# [Data section]
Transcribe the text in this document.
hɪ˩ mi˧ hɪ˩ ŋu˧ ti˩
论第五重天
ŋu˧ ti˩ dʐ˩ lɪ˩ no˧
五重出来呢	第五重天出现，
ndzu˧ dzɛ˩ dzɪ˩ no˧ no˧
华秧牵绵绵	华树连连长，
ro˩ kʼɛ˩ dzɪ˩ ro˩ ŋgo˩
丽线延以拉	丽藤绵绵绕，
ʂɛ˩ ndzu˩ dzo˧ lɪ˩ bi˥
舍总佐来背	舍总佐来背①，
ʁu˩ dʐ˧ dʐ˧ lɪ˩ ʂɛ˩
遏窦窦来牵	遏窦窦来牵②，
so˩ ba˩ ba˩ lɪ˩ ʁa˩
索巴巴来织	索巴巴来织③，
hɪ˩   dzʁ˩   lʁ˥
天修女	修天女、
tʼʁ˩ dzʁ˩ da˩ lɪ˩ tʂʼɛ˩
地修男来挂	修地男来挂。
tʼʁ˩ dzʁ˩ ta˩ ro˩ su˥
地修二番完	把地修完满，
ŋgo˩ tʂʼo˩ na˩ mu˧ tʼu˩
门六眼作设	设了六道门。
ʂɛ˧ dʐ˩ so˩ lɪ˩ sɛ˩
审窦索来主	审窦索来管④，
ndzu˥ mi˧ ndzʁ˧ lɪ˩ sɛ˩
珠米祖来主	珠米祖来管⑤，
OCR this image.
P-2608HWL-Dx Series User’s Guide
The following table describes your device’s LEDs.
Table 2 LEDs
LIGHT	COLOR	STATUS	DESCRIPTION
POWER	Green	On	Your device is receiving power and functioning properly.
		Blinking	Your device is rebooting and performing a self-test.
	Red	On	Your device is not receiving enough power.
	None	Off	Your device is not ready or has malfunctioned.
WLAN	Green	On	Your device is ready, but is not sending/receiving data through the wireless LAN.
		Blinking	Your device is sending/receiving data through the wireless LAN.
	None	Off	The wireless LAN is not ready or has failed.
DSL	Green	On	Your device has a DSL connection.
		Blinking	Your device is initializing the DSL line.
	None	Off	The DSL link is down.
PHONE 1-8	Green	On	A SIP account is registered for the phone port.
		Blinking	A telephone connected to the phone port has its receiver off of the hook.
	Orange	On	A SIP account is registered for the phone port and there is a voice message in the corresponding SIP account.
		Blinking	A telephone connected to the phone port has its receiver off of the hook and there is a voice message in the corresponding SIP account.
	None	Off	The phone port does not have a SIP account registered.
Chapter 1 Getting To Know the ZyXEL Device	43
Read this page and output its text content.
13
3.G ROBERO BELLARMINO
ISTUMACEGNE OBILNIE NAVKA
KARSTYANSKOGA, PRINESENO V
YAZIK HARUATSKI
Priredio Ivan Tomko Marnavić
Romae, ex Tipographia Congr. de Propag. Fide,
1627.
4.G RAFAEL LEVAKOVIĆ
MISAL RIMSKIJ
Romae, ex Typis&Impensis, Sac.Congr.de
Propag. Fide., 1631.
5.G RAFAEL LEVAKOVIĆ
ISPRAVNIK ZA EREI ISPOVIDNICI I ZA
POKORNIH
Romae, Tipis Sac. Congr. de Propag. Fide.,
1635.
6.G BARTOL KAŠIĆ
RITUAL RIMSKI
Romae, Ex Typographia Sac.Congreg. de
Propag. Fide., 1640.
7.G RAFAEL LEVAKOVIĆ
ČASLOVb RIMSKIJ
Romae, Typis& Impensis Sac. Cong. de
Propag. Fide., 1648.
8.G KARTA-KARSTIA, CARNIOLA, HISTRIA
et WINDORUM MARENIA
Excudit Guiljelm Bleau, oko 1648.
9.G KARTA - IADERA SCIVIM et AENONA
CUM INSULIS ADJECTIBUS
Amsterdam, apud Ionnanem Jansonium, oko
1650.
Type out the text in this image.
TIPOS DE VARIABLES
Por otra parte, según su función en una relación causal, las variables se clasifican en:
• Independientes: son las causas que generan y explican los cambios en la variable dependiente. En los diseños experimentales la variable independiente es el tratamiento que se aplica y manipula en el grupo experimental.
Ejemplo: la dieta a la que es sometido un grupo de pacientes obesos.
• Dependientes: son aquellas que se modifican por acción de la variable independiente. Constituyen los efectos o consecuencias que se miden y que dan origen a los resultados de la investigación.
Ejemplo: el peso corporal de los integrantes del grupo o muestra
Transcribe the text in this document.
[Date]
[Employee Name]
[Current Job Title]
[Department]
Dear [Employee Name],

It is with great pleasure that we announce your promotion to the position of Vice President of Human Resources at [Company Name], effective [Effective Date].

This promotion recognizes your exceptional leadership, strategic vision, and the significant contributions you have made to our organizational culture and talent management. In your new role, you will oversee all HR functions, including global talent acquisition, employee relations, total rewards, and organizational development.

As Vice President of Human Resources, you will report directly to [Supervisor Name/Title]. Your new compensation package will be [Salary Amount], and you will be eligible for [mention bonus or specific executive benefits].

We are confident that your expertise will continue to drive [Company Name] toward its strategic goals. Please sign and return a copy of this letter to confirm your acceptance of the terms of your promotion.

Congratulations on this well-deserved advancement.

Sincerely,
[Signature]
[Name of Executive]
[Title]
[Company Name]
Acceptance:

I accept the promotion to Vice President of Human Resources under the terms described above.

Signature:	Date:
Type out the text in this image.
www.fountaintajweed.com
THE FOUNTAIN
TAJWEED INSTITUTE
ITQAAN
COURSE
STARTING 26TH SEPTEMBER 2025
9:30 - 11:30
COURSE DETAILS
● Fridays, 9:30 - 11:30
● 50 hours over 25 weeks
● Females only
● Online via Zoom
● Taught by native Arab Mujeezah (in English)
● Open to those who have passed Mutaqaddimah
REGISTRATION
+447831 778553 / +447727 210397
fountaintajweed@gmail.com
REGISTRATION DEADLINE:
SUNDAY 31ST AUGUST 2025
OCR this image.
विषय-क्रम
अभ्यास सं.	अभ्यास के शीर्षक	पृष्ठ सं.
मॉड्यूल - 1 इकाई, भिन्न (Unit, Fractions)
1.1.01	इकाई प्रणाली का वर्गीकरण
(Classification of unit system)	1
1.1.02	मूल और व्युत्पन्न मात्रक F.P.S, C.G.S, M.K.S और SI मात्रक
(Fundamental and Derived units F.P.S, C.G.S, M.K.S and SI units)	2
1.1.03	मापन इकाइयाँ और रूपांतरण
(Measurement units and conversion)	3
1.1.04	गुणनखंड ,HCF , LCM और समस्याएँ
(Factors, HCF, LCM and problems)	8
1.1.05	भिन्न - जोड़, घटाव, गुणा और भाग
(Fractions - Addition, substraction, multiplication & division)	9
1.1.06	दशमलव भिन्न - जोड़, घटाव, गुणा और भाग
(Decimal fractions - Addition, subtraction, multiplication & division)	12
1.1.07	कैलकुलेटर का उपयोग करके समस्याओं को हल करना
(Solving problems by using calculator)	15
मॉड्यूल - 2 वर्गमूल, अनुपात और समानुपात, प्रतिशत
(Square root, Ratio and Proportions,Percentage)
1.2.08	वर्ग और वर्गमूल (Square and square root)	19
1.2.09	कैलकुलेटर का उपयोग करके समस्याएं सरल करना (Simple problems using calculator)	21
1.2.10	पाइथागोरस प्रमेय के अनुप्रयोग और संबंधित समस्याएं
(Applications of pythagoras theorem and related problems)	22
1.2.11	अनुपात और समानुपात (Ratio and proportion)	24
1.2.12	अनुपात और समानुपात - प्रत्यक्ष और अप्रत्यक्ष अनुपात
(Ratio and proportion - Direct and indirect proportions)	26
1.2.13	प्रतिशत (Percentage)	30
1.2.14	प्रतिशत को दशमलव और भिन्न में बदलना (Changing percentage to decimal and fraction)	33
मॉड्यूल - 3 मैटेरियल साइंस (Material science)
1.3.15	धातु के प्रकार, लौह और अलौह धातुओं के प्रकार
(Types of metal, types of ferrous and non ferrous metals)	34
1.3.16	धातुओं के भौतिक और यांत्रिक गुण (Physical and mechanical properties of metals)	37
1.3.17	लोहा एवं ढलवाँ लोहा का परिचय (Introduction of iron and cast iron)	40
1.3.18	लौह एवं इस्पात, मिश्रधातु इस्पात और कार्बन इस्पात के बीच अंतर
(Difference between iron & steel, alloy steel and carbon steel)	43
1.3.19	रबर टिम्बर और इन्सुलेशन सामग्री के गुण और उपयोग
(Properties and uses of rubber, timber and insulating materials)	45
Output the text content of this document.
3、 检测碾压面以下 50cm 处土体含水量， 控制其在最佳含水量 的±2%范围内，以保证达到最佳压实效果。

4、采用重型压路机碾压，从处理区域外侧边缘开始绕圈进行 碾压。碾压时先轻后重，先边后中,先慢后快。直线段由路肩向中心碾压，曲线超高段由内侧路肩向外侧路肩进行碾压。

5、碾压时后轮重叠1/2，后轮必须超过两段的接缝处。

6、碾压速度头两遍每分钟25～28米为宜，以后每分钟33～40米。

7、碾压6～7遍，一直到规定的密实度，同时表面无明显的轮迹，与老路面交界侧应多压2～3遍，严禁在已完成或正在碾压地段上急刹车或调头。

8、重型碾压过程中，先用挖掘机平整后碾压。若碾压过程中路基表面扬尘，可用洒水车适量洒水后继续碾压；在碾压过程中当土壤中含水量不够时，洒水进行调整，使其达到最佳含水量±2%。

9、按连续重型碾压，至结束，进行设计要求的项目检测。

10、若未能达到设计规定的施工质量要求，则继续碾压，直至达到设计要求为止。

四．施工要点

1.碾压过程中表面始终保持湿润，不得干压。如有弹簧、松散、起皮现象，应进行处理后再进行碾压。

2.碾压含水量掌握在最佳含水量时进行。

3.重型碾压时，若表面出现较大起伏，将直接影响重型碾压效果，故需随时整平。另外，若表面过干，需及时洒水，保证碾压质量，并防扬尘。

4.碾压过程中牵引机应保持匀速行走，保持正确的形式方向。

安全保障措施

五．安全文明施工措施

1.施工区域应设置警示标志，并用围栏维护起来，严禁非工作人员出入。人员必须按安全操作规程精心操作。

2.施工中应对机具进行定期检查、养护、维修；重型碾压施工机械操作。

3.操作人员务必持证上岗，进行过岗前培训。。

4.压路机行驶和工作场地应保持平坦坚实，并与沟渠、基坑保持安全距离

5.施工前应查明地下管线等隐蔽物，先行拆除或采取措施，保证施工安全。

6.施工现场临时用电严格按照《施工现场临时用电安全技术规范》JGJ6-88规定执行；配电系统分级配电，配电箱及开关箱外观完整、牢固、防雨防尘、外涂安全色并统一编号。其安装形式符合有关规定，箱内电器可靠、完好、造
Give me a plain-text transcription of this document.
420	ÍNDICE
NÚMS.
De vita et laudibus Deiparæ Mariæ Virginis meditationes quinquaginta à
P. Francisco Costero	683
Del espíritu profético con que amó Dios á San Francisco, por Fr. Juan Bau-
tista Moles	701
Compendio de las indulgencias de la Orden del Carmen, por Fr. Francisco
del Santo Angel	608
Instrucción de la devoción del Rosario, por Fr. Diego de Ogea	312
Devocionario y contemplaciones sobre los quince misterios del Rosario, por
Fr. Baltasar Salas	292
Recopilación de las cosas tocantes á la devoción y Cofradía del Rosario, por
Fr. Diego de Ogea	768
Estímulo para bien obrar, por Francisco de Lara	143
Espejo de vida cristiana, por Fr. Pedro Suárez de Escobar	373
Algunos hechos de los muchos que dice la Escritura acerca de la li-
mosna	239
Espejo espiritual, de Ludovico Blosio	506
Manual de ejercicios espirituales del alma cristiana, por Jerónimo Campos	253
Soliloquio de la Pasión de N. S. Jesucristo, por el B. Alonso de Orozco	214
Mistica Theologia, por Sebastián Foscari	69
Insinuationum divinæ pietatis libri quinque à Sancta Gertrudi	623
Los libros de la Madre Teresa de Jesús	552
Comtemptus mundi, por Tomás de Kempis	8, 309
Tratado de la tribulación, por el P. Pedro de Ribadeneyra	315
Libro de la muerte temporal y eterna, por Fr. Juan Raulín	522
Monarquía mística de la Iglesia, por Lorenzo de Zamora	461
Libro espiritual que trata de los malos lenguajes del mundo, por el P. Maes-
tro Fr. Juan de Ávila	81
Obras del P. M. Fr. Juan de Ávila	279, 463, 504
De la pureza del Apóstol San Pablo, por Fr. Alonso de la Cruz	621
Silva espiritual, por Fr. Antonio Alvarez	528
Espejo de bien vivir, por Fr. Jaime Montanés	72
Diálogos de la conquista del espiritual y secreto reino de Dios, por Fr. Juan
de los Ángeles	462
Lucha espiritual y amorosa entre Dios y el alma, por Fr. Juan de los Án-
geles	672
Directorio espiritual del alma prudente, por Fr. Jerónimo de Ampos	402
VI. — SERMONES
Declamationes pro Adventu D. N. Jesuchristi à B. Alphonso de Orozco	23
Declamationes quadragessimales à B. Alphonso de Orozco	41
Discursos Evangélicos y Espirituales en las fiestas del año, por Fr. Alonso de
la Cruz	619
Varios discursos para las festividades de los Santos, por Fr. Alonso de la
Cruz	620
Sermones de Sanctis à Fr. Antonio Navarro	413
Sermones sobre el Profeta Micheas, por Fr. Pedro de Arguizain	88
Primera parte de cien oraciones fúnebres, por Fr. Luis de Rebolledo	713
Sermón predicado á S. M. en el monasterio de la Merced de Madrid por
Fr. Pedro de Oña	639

# [What is required]
From the entries above, collect every line with the string "hook" in it.

# [Exercise output]
		Blinking	A telephone connected to the phone port has its receiver off of the hook.
		Blinking	A telephone connected to the phone port has its receiver off of the hook and there is a voice message in the corresponding SIP account.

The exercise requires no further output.